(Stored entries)
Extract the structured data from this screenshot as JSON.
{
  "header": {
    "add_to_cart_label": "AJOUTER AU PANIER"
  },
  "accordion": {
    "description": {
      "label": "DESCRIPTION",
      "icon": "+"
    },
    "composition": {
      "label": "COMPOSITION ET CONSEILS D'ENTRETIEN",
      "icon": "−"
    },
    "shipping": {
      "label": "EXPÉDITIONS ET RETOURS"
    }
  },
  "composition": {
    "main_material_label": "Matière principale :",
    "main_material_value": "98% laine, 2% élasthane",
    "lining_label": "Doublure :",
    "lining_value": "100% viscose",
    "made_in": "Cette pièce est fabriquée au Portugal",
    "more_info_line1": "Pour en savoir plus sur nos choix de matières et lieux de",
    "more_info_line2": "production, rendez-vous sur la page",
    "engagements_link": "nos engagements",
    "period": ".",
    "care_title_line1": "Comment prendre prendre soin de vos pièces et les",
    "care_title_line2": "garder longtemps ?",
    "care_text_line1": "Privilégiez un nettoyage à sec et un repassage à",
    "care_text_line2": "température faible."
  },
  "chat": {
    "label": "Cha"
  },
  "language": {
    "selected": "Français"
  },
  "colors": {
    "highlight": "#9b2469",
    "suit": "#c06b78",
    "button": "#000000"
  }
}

[Short problem]
Retype every record above exactly as written.

[Answer to this exercise]
Extract the structured data from this screenshot as JSON.
{
  "header": {
    "add_to_cart_label": "AJOUTER AU PANIER"
  },
  "accordion": {
    "description": {
      "label": "DESCRIPTION",
      "icon": "+"
    },
    "composition": {
      "label": "COMPOSITION ET CONSEILS D'ENTRETIEN",
      "icon": "−"
    },
    "shipping": {
      "label": "EXPÉDITIONS ET RETOURS"
    }
  },
  "composition": {
    "main_material_label": "Matière principale :",
    "main_material_value": "98% laine, 2% élasthane",
    "lining_label": "Doublure :",
    "lining_value": "100% viscose",
    "made_in": "Cette pièce est fabriquée au Portugal",
    "more_info_line1": "Pour en savoir plus sur nos choix de matières et lieux de",
    "more_info_line2": "production, rendez-vous sur la page",
    "engagements_link": "nos engagements",
    "period": ".",
    "care_title_line1": "Comment prendre prendre soin de vos pièces et les",
    "care_title_line2": "garder longtemps ?",
    "care_text_line1": "Privilégiez un nettoyage à sec et un repassage à",
    "care_text_line2": "température faible."
  },
  "chat": {
    "label": "Cha"
  },
  "language": {
    "selected": "Français"
  },
  "colors": {
    "highlight": "#9b2469",
    "suit": "#c06b78",
    "button": "#000000"
  }
}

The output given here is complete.